Read the lines that follow and tally those with the word "title"; give the number and nothing else.

□ □ □

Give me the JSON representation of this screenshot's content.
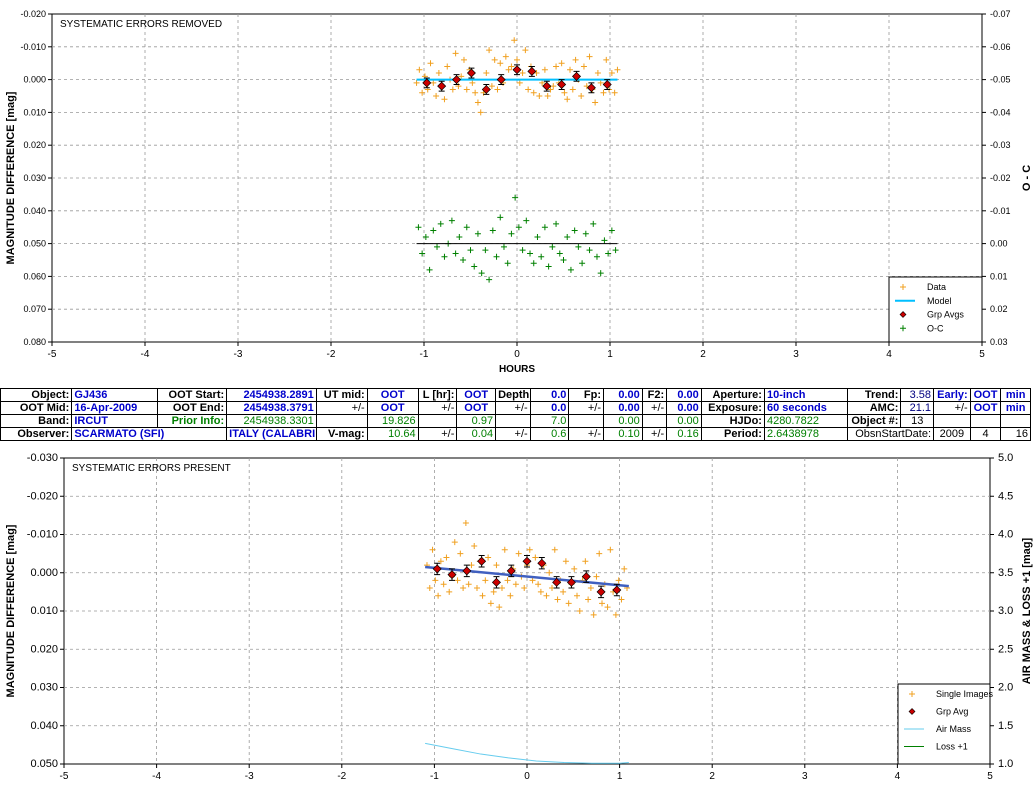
{
  "colors": {
    "data": "#f0a020",
    "model": "#00bfff",
    "grp_avg": "#cc0000",
    "oc": "#008000",
    "trend": "#4060c0",
    "air_mass": "#66ccee",
    "loss": "#008000",
    "grid": "#999999"
  },
  "chart_data": [
    {
      "type": "scatter",
      "title": "SYSTEMATIC ERRORS REMOVED",
      "xlabel": "HOURS",
      "ylabel": "MAGNITUDE DIFFERENCE [mag]",
      "ylabel_right": "O - C",
      "xlim": [
        -5,
        5
      ],
      "ylim": [
        -0.02,
        0.08
      ],
      "ylim_right": [
        -0.07,
        0.03
      ],
      "x_ticks": [
        "-5",
        "-4",
        "-3",
        "-2",
        "-1",
        "0",
        "1",
        "2",
        "3",
        "4",
        "5"
      ],
      "y_ticks": [
        "-0.020",
        "-0.010",
        "0.000",
        "0.010",
        "0.020",
        "0.030",
        "0.040",
        "0.050",
        "0.060",
        "0.070",
        "0.080"
      ],
      "y_ticks_right": [
        "-0.07",
        "-0.06",
        "-0.05",
        "-0.04",
        "-0.03",
        "-0.02",
        "-0.01",
        "0.00",
        "0.01",
        "0.02",
        "0.03"
      ],
      "y_reversed": true,
      "grid": true,
      "legend": {
        "position": "bottom-right",
        "items": [
          "Data",
          "Model",
          "Grp Avgs",
          "O-C"
        ]
      },
      "series": [
        {
          "name": "Data",
          "style": "plus",
          "x": [
            -1.08,
            -1.05,
            -1.02,
            -0.99,
            -0.96,
            -0.93,
            -0.9,
            -0.87,
            -0.84,
            -0.81,
            -0.78,
            -0.75,
            -0.72,
            -0.69,
            -0.66,
            -0.63,
            -0.6,
            -0.57,
            -0.54,
            -0.51,
            -0.48,
            -0.45,
            -0.42,
            -0.39,
            -0.36,
            -0.33,
            -0.3,
            -0.27,
            -0.24,
            -0.21,
            -0.18,
            -0.15,
            -0.12,
            -0.09,
            -0.06,
            -0.03,
            0.0,
            0.03,
            0.06,
            0.09,
            0.12,
            0.15,
            0.18,
            0.21,
            0.24,
            0.27,
            0.3,
            0.33,
            0.36,
            0.39,
            0.42,
            0.45,
            0.48,
            0.51,
            0.54,
            0.57,
            0.6,
            0.63,
            0.66,
            0.69,
            0.72,
            0.75,
            0.78,
            0.81,
            0.84,
            0.87,
            0.9,
            0.93,
            0.96,
            0.99,
            1.02,
            1.05,
            1.08
          ],
          "y": [
            0.001,
            -0.003,
            0.004,
            -0.001,
            0.003,
            -0.005,
            0.001,
            0.005,
            -0.002,
            0.002,
            0.006,
            -0.004,
            0.0,
            0.003,
            -0.008,
            0.002,
            -0.001,
            -0.006,
            0.003,
            -0.003,
            0.001,
            0.004,
            0.007,
            0.01,
            0.004,
            -0.002,
            -0.009,
            0.002,
            -0.006,
            0.003,
            -0.005,
            0.001,
            -0.007,
            -0.003,
            -0.004,
            -0.012,
            -0.006,
            0.001,
            -0.002,
            -0.009,
            0.003,
            -0.004,
            0.004,
            -0.002,
            0.005,
            0.001,
            -0.003,
            0.005,
            0.003,
            0.002,
            -0.004,
            0.001,
            -0.005,
            0.004,
            0.006,
            -0.003,
            0.003,
            -0.006,
            0.0,
            0.005,
            -0.004,
            0.002,
            -0.007,
            0.003,
            0.007,
            -0.002,
            0.001,
            0.004,
            -0.006,
            0.003,
            -0.002,
            0.004,
            -0.003
          ]
        },
        {
          "name": "Model",
          "style": "line",
          "x": [
            -1.08,
            1.08
          ],
          "y": [
            0.0,
            0.0
          ]
        },
        {
          "name": "Grp Avgs",
          "style": "diamond-errorbar",
          "x": [
            -0.97,
            -0.81,
            -0.65,
            -0.49,
            -0.33,
            -0.17,
            0.0,
            0.16,
            0.32,
            0.48,
            0.64,
            0.8,
            0.97
          ],
          "y": [
            0.001,
            0.002,
            0.0,
            -0.002,
            0.003,
            0.0,
            -0.003,
            -0.0025,
            0.002,
            0.0015,
            -0.001,
            0.0025,
            0.0015
          ],
          "err": [
            0.0015,
            0.0015,
            0.0015,
            0.0015,
            0.0015,
            0.0015,
            0.0015,
            0.0015,
            0.0015,
            0.0015,
            0.0015,
            0.0015,
            0.0015
          ]
        },
        {
          "name": "O-C",
          "style": "plus",
          "axis": "right",
          "x": [
            -1.06,
            -1.02,
            -0.98,
            -0.94,
            -0.9,
            -0.86,
            -0.82,
            -0.78,
            -0.74,
            -0.7,
            -0.66,
            -0.62,
            -0.58,
            -0.54,
            -0.5,
            -0.46,
            -0.42,
            -0.38,
            -0.34,
            -0.3,
            -0.26,
            -0.22,
            -0.18,
            -0.14,
            -0.1,
            -0.06,
            -0.02,
            0.02,
            0.06,
            0.1,
            0.14,
            0.18,
            0.22,
            0.26,
            0.3,
            0.34,
            0.38,
            0.42,
            0.46,
            0.5,
            0.54,
            0.58,
            0.62,
            0.66,
            0.7,
            0.74,
            0.78,
            0.82,
            0.86,
            0.9,
            0.94,
            0.98,
            1.02,
            1.06
          ],
          "y": [
            -0.005,
            0.003,
            -0.002,
            0.008,
            -0.004,
            0.001,
            -0.006,
            0.004,
            0.0,
            -0.007,
            0.003,
            -0.002,
            0.005,
            -0.005,
            0.002,
            0.007,
            -0.003,
            0.009,
            0.002,
            0.011,
            -0.004,
            0.004,
            -0.008,
            0.001,
            0.006,
            -0.003,
            -0.014,
            -0.005,
            0.002,
            -0.007,
            0.003,
            0.006,
            -0.002,
            0.004,
            -0.005,
            0.007,
            0.001,
            -0.006,
            0.003,
            0.005,
            -0.002,
            0.008,
            -0.004,
            0.001,
            0.006,
            -0.003,
            0.002,
            -0.006,
            0.004,
            0.009,
            -0.001,
            0.003,
            -0.004,
            0.002
          ]
        },
        {
          "name": "O-C zero",
          "style": "line",
          "axis": "right",
          "x": [
            -1.08,
            1.08
          ],
          "y": [
            0.0,
            0.0
          ]
        }
      ]
    },
    {
      "type": "scatter",
      "title": "SYSTEMATIC ERRORS PRESENT",
      "xlabel": "",
      "ylabel": "MAGNITUDE DIFFERENCE [mag]",
      "ylabel_right": "AIR MASS & LOSS +1 [mag]",
      "xlim": [
        -5,
        5
      ],
      "ylim": [
        -0.03,
        0.05
      ],
      "ylim_right": [
        1.0,
        5.0
      ],
      "x_ticks": [
        "-5",
        "-4",
        "-3",
        "-2",
        "-1",
        "0",
        "1",
        "2",
        "3",
        "4",
        "5"
      ],
      "y_ticks": [
        "-0.030",
        "-0.020",
        "-0.010",
        "0.000",
        "0.010",
        "0.020",
        "0.030",
        "0.040",
        "0.050"
      ],
      "y_ticks_right": [
        "5.0",
        "4.5",
        "4.0",
        "3.5",
        "3.0",
        "2.5",
        "2.0",
        "1.5",
        "1.0"
      ],
      "y_reversed": true,
      "grid": true,
      "legend": {
        "position": "bottom-right",
        "items": [
          "Single Images",
          "Grp Avg",
          "Air Mass",
          "Loss +1"
        ]
      },
      "series": [
        {
          "name": "Single Images",
          "style": "plus",
          "x": [
            -1.08,
            -1.05,
            -1.02,
            -0.99,
            -0.96,
            -0.93,
            -0.9,
            -0.87,
            -0.84,
            -0.81,
            -0.78,
            -0.75,
            -0.72,
            -0.69,
            -0.66,
            -0.63,
            -0.6,
            -0.57,
            -0.54,
            -0.51,
            -0.48,
            -0.45,
            -0.42,
            -0.39,
            -0.36,
            -0.33,
            -0.3,
            -0.27,
            -0.24,
            -0.21,
            -0.18,
            -0.15,
            -0.12,
            -0.09,
            -0.06,
            -0.03,
            0.0,
            0.03,
            0.06,
            0.09,
            0.12,
            0.15,
            0.18,
            0.21,
            0.24,
            0.27,
            0.3,
            0.33,
            0.36,
            0.39,
            0.42,
            0.45,
            0.48,
            0.51,
            0.54,
            0.57,
            0.6,
            0.63,
            0.66,
            0.69,
            0.72,
            0.75,
            0.78,
            0.81,
            0.84,
            0.87,
            0.9,
            0.93,
            0.96,
            0.99,
            1.02,
            1.05,
            1.08
          ],
          "y": [
            -0.002,
            0.004,
            -0.006,
            0.002,
            0.006,
            -0.003,
            0.003,
            -0.004,
            0.005,
            0.001,
            -0.008,
            0.002,
            -0.005,
            0.004,
            -0.013,
            0.003,
            -0.002,
            -0.007,
            0.004,
            -0.003,
            0.006,
            0.002,
            -0.004,
            0.008,
            0.005,
            -0.002,
            0.009,
            0.004,
            -0.006,
            0.002,
            0.006,
            -0.001,
            0.003,
            -0.005,
            0.001,
            0.004,
            -0.002,
            -0.006,
            0.002,
            -0.004,
            0.003,
            0.005,
            -0.002,
            0.006,
            0.0,
            0.004,
            -0.006,
            0.007,
            0.002,
            0.005,
            -0.003,
            0.008,
            0.003,
            -0.001,
            0.006,
            0.01,
            0.002,
            -0.003,
            0.007,
            0.004,
            0.011,
            0.001,
            -0.005,
            0.008,
            0.003,
            0.009,
            -0.006,
            0.005,
            0.011,
            0.002,
            0.007,
            -0.001,
            0.004
          ]
        },
        {
          "name": "Trend",
          "style": "line",
          "x": [
            -1.1,
            1.1
          ],
          "y": [
            -0.0015,
            0.0035
          ]
        },
        {
          "name": "Grp Avg",
          "style": "diamond-errorbar",
          "x": [
            -0.97,
            -0.81,
            -0.65,
            -0.49,
            -0.33,
            -0.17,
            0.0,
            0.16,
            0.32,
            0.48,
            0.64,
            0.8,
            0.97
          ],
          "y": [
            -0.001,
            0.0005,
            -0.0005,
            -0.003,
            0.0025,
            -0.0005,
            -0.003,
            -0.0025,
            0.0025,
            0.0025,
            0.001,
            0.005,
            0.0045
          ],
          "err": [
            0.0015,
            0.0015,
            0.0015,
            0.0015,
            0.0015,
            0.0015,
            0.0015,
            0.0015,
            0.0015,
            0.0015,
            0.0015,
            0.0015,
            0.0015
          ]
        },
        {
          "name": "Air Mass",
          "style": "line",
          "axis": "right",
          "x": [
            -1.1,
            -0.8,
            -0.5,
            -0.2,
            0.1,
            0.4,
            0.7,
            1.0,
            1.1
          ],
          "y": [
            1.27,
            1.2,
            1.13,
            1.08,
            1.04,
            1.02,
            1.01,
            1.01,
            1.02
          ]
        }
      ]
    }
  ],
  "info": {
    "object_label": "Object:",
    "object_value": "GJ436",
    "oot_start_label": "OOT Start:",
    "oot_start_value": "2454938.2891",
    "ut_mid_label": "UT mid:",
    "ut_mid_value": "OOT",
    "l_hr_label": "L [hr]:",
    "l_hr_value": "OOT",
    "depth_label": "Depth:",
    "depth_value": "0.0",
    "fp_label": "Fp:",
    "fp_value": "0.00",
    "f2_label": "F2:",
    "f2_value": "0.00",
    "aperture_label": "Aperture:",
    "aperture_value": "10-inch",
    "trend_label": "Trend:",
    "trend_value": "3.58",
    "early_label": "Early:",
    "early_value": "OOT",
    "early_unit": "min",
    "oot_mid_label": "OOT Mid:",
    "oot_mid_value": "16-Apr-2009",
    "oot_end_label": "OOT End:",
    "oot_end_value": "2454938.3791",
    "pm": "+/-",
    "ut_mid_pm_value": "OOT",
    "l_hr_pm_value": "OOT",
    "depth_pm_value": "0.0",
    "fp_pm_value": "0.00",
    "f2_pm_value": "0.00",
    "exposure_label": "Exposure:",
    "exposure_value": "60 seconds",
    "amc_label": "AMC:",
    "amc_value": "21.1",
    "early_pm_value": "OOT",
    "early_pm_unit": "min",
    "band_label": "Band:",
    "band_value": "IRCUT",
    "prior_info_label": "Prior Info:",
    "prior_info_value": "2454938.3301",
    "prior_ut_mid": "19.826",
    "prior_l_hr": "0.97",
    "prior_depth": "7.0",
    "prior_fp": "0.00",
    "prior_f2": "0.00",
    "hjdo_label": "HJDo:",
    "hjdo_value": "4280.7822",
    "object_num_label": "Object #:",
    "object_num_value": "13",
    "observer_label": "Observer:",
    "observer_value": "SCARMATO (SFI)",
    "location_value": "ITALY (CALABRI",
    "vmag_label": "V-mag:",
    "vmag_value": "10.64",
    "vmag_l_hr_pm": "0.04",
    "vmag_depth_pm": "0.6",
    "vmag_fp_pm": "0.10",
    "vmag_f2_pm": "0.16",
    "period_label": "Period:",
    "period_value": "2.6438978",
    "obsn_start_label": "ObsnStartDate:",
    "obsn_year": "2009",
    "obsn_month": "4",
    "obsn_day": "16"
  }
}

□ □ □

→ Complete output
2